4. Mark Nurge (Ph.D. physics)
Mark is working at Kennedy Space Center on
electrical capacitance tomography. The basic idea is to use an array of
capacitors to image a dielectric material. The work involves experiment
and algorithms to reconstruct the image of the dielectric material. His
expected graduation date is May 2007. He is coadvised by Prof. Robert
Peale.
Undergraduate Students
1. Tom Gordon
Tom
used DFT methods to study silicon nanowires. Comparable to previous DFT
calculations, Tom showed that silicon nanowires that are unpassivated
become conductors due to undercoordinated surface atoms. Tom graduated
with his B.S. degree in 2006.

Job 1 — Collect every line of the records that contains the string "name", treating uppercase and lowercase as distinct.
The student profiles and the records have no connection to each other.

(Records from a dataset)
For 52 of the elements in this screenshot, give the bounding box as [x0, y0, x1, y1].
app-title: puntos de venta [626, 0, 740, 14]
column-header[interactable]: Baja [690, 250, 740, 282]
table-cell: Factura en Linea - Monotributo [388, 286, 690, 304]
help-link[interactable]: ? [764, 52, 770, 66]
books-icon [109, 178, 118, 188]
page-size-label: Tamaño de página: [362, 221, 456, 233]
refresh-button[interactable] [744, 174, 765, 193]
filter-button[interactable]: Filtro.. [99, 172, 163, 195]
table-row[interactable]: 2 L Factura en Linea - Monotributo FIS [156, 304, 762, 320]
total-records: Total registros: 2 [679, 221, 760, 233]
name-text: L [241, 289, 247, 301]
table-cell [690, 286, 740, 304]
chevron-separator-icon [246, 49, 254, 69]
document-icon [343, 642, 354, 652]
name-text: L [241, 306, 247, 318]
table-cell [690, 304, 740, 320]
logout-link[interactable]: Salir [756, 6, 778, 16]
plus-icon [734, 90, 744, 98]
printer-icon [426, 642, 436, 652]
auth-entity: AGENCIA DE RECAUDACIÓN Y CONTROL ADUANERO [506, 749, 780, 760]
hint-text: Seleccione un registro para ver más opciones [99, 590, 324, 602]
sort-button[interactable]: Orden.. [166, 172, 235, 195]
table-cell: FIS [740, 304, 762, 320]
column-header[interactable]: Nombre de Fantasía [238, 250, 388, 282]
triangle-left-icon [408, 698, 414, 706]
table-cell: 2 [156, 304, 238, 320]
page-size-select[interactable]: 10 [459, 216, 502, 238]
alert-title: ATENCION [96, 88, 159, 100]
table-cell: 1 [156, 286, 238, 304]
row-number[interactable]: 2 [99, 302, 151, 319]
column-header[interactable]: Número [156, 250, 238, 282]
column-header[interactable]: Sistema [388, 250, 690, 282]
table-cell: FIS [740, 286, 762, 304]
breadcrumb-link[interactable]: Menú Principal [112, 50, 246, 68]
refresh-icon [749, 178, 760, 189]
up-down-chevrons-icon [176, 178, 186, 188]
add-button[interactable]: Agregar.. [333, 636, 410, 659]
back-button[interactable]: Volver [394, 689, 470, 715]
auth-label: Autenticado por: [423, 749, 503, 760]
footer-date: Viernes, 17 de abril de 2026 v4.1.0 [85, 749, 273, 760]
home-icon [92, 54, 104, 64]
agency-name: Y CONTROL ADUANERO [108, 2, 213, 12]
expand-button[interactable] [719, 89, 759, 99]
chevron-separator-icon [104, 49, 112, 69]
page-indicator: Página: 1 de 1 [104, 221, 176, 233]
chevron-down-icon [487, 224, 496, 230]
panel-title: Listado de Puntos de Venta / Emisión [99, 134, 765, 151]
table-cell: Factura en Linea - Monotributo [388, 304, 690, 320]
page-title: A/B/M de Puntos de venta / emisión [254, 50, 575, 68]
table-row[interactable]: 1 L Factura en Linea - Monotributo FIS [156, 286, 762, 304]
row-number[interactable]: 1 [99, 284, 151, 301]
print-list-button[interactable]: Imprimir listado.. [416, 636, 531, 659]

Job 2 — Rewrite everything in the student profiles from "Undergraduate Students" down to "degree in 2006.", replacing "silicon nanowires" with "Si nanowires" throughout.

Complete response 1 —
name-text: L [241, 289, 247, 301]
name-text: L [241, 306, 247, 318]
agency-name: Y CONTROL ADUANERO [108, 2, 213, 12]

Complete response 2 —
Undergraduate Students
1. Tom Gordon
Tom
used DFT methods to study Si nanowires. Comparable to previous DFT
calculations, Tom showed that Si nanowires that are unpassivated
become conductors due to undercoordinated surface atoms. Tom graduated
with his B.S. degree in 2006.